───── Given entries
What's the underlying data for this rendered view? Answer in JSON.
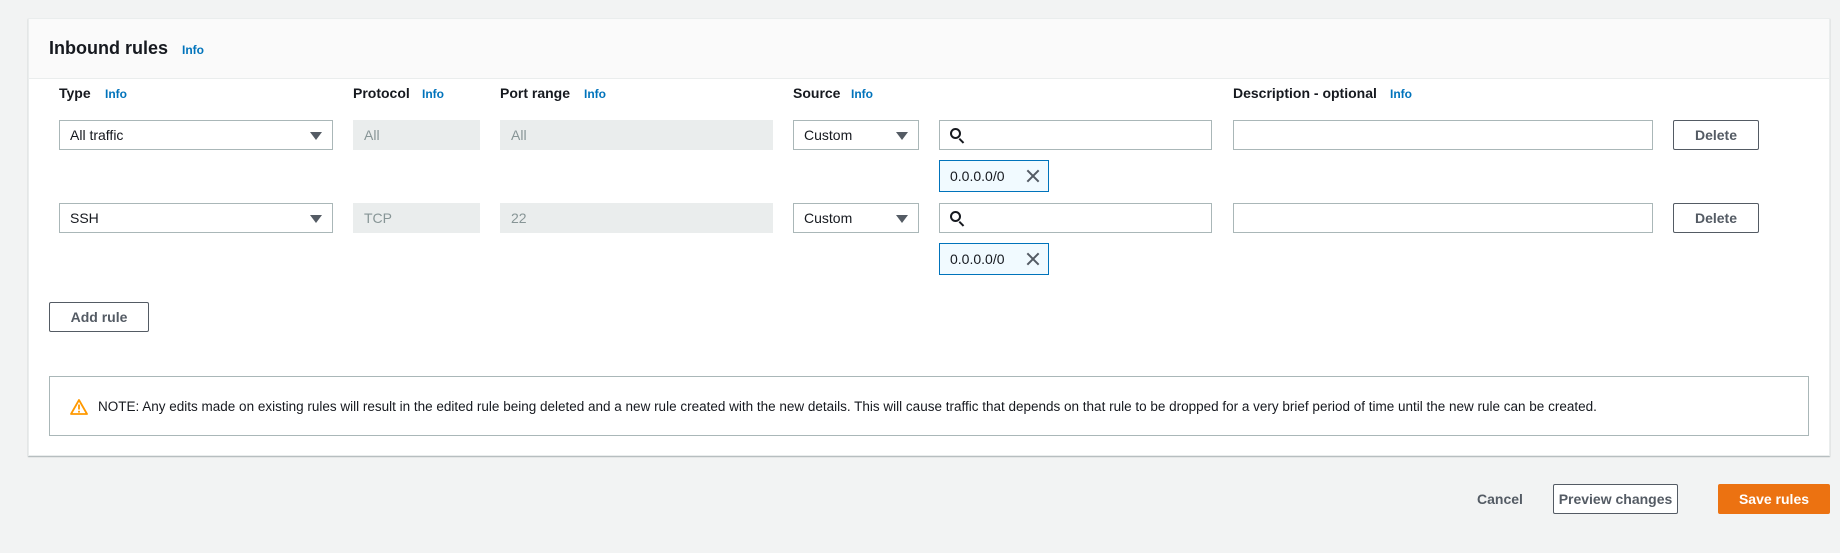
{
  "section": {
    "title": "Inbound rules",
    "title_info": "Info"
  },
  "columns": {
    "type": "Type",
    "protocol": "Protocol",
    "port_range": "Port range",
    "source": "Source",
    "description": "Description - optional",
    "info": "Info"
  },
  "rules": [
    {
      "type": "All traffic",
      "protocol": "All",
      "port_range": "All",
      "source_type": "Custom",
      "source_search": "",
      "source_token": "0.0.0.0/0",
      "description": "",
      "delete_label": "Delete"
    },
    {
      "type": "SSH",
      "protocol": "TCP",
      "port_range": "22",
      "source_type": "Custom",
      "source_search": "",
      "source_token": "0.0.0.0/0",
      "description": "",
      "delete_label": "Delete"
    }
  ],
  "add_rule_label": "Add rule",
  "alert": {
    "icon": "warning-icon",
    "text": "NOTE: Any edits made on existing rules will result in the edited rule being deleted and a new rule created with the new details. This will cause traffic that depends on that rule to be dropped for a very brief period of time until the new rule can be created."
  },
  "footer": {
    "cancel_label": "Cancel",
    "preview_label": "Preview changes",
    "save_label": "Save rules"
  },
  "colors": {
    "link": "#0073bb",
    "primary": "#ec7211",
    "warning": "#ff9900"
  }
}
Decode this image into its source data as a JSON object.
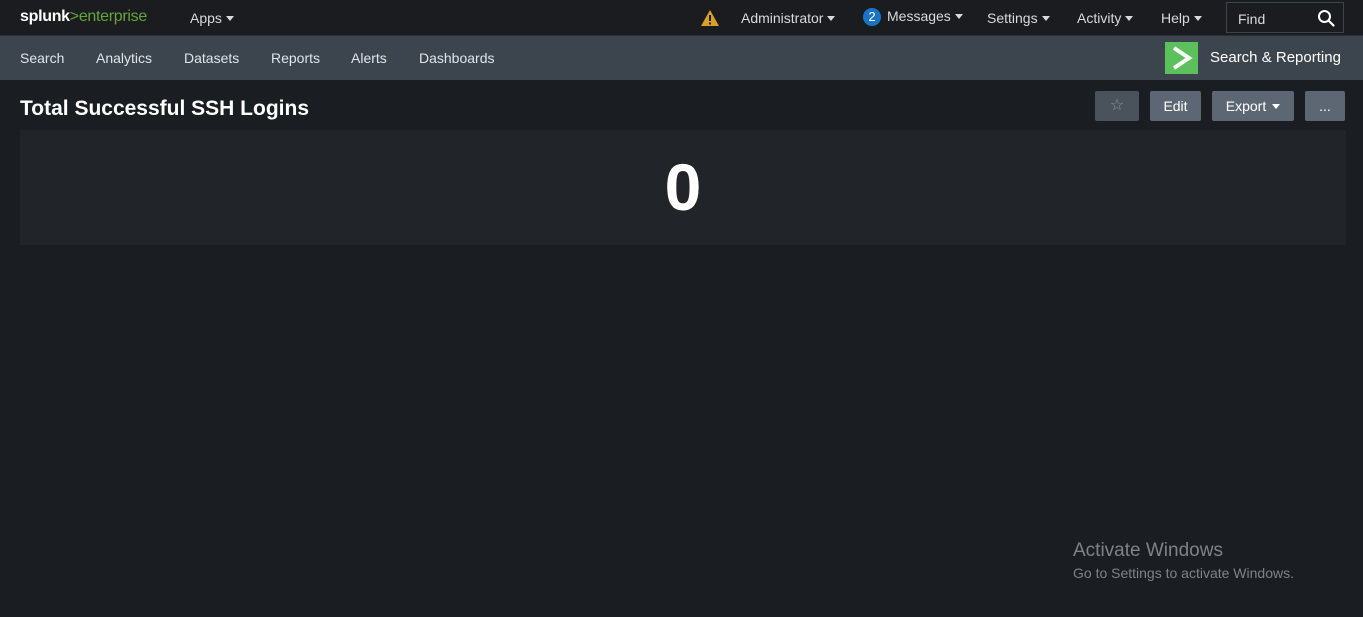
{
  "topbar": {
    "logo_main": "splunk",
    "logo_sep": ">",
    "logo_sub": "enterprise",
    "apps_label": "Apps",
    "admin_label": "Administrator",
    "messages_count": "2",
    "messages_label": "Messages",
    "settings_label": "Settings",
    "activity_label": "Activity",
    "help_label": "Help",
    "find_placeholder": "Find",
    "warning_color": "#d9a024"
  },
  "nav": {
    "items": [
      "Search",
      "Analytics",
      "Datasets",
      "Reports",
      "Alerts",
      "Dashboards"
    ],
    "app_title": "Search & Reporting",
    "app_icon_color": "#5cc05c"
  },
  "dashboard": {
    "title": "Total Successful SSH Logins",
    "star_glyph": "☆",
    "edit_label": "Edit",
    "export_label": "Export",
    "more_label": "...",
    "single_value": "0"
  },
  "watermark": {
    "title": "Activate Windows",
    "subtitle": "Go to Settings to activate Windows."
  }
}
──────────
Task description: Transcribe the records above exactly, leaving out every picture.

Completed exercise:
What's the underlying data for this rendered view? Answer in JSON.
{
  "section": {
    "title": "Inbound rules",
    "title_info": "Info"
  },
  "columns": {
    "type": "Type",
    "protocol": "Protocol",
    "port_range": "Port range",
    "source": "Source",
    "description": "Description - optional",
    "info": "Info"
  },
  "rules": [
    {
      "type": "All traffic",
      "protocol": "All",
      "port_range": "All",
      "source_type": "Custom",
      "source_search": "",
      "source_token": "0.0.0.0/0",
      "description": "",
      "delete_label": "Delete"
    },
    {
      "type": "SSH",
      "protocol": "TCP",
      "port_range": "22",
      "source_type": "Custom",
      "source_search": "",
      "source_token": "0.0.0.0/0",
      "description": "",
      "delete_label": "Delete"
    }
  ],
  "add_rule_label": "Add rule",
  "alert": {
    "icon": "warning-icon",
    "text": "NOTE: Any edits made on existing rules will result in the edited rule being deleted and a new rule created with the new details. This will cause traffic that depends on that rule to be dropped for a very brief period of time until the new rule can be created."
  },
  "footer": {
    "cancel_label": "Cancel",
    "preview_label": "Preview changes",
    "save_label": "Save rules"
  },
  "colors": {
    "link": "#0073bb",
    "primary": "#ec7211",
    "warning": "#ff9900"
  }
}
Decode this image into its source data as a JSON object.
{
  "topbar": {
    "logo_main": "splunk",
    "logo_sep": ">",
    "logo_sub": "enterprise",
    "apps_label": "Apps",
    "admin_label": "Administrator",
    "messages_count": "2",
    "messages_label": "Messages",
    "settings_label": "Settings",
    "activity_label": "Activity",
    "help_label": "Help",
    "find_placeholder": "Find",
    "warning_color": "#d9a024"
  },
  "nav": {
    "items": [
      "Search",
      "Analytics",
      "Datasets",
      "Reports",
      "Alerts",
      "Dashboards"
    ],
    "app_title": "Search & Reporting",
    "app_icon_color": "#5cc05c"
  },
  "dashboard": {
    "title": "Total Successful SSH Logins",
    "star_glyph": "☆",
    "edit_label": "Edit",
    "export_label": "Export",
    "more_label": "...",
    "single_value": "0"
  },
  "watermark": {
    "title": "Activate Windows",
    "subtitle": "Go to Settings to activate Windows."
  }
}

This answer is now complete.